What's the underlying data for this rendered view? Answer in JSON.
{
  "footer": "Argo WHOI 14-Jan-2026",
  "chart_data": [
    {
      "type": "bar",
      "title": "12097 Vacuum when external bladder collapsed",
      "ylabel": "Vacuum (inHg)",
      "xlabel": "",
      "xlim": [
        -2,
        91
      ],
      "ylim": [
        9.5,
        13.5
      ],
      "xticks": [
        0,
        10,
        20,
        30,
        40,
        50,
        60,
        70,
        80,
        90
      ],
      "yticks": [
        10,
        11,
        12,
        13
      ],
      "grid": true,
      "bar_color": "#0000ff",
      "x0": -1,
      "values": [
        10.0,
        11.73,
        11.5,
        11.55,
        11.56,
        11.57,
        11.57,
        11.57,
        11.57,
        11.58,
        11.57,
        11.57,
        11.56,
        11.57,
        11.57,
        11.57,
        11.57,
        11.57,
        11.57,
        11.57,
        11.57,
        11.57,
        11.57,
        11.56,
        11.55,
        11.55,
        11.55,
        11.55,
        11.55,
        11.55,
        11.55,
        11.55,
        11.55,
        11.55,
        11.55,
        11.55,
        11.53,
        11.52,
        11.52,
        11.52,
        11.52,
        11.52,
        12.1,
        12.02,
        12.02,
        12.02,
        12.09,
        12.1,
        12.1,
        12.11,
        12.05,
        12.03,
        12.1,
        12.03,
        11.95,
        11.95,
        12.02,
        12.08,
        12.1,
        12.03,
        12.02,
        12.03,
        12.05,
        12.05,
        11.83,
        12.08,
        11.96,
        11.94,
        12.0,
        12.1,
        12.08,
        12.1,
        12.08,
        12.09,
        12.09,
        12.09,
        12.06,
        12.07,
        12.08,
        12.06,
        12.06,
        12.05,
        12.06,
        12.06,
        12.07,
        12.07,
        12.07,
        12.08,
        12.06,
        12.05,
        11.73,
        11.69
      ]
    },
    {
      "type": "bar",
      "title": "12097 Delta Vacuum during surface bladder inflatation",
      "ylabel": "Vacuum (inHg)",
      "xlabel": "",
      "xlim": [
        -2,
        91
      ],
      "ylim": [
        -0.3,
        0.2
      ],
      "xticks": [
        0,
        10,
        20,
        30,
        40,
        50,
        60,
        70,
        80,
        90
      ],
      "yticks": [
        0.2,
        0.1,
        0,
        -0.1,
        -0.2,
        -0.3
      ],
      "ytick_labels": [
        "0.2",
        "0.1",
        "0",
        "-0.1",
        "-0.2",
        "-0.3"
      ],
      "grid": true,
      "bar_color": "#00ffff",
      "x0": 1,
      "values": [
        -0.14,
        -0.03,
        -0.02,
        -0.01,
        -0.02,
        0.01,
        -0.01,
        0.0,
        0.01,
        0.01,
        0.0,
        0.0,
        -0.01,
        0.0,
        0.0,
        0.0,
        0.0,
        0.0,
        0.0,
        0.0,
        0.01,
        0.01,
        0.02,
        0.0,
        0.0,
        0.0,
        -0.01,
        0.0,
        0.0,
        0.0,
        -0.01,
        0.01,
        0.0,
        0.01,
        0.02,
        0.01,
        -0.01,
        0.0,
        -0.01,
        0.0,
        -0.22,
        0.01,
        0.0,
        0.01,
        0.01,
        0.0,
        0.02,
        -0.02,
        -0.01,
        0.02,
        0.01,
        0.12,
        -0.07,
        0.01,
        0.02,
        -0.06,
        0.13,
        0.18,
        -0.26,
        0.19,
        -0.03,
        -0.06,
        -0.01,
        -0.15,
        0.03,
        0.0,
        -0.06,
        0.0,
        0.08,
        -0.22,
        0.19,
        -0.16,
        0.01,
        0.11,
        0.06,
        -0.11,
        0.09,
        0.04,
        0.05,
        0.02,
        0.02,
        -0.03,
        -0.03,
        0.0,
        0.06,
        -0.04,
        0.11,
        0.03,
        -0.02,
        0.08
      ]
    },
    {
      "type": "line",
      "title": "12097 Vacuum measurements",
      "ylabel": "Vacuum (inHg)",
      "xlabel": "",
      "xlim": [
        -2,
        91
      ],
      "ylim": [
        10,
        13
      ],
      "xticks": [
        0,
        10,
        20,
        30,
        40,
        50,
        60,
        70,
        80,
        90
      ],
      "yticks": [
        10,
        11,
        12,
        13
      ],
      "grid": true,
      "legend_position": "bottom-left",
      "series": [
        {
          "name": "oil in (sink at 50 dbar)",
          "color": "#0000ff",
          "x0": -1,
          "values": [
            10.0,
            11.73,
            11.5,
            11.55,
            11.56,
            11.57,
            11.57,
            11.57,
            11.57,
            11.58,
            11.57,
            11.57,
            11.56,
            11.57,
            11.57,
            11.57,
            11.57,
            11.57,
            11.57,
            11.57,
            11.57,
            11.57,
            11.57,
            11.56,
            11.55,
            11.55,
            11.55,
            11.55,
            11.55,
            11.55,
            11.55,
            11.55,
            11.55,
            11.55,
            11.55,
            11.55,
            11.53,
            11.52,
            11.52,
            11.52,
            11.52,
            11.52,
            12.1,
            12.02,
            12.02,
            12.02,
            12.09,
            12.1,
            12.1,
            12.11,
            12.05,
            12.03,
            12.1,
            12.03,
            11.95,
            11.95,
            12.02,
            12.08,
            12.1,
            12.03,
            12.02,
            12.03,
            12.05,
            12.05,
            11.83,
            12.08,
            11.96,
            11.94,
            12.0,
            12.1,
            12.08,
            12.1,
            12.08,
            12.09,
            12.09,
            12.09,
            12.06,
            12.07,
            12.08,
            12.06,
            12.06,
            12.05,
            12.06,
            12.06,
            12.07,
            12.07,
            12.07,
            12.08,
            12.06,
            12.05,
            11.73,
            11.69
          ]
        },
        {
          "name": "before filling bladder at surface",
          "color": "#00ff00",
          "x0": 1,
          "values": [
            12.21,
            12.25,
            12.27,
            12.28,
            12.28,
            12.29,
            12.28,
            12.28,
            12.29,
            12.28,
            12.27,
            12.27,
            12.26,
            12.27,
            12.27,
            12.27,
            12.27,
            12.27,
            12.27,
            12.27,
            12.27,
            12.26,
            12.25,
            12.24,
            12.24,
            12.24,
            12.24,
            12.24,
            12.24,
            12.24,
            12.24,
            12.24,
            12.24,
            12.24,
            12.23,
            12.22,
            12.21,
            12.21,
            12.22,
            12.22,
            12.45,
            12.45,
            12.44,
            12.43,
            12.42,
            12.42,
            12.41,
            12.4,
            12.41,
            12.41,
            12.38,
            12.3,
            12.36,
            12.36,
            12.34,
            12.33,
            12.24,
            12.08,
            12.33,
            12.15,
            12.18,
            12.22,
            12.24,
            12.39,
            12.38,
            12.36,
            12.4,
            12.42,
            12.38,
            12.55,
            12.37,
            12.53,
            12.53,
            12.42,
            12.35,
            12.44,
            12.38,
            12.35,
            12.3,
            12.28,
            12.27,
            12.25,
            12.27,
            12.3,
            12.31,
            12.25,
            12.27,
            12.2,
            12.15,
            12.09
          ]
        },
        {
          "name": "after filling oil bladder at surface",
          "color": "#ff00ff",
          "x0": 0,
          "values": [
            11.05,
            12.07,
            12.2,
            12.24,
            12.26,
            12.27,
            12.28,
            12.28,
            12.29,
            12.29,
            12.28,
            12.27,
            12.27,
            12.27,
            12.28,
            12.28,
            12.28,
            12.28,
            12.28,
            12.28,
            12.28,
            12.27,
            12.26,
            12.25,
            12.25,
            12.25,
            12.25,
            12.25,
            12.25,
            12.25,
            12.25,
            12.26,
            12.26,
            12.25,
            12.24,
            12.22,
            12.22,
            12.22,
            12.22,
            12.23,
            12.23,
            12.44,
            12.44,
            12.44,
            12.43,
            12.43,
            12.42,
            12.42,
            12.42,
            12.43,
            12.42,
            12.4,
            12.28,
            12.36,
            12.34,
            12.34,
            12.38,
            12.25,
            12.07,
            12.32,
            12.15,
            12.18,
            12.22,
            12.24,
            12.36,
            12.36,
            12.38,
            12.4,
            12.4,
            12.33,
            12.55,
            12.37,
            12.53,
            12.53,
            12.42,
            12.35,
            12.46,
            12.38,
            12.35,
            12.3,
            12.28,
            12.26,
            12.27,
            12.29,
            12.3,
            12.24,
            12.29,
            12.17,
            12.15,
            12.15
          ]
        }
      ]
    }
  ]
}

######

Check every line of the entries above for the word "name" and report how many lines contain it, giving the number only.

3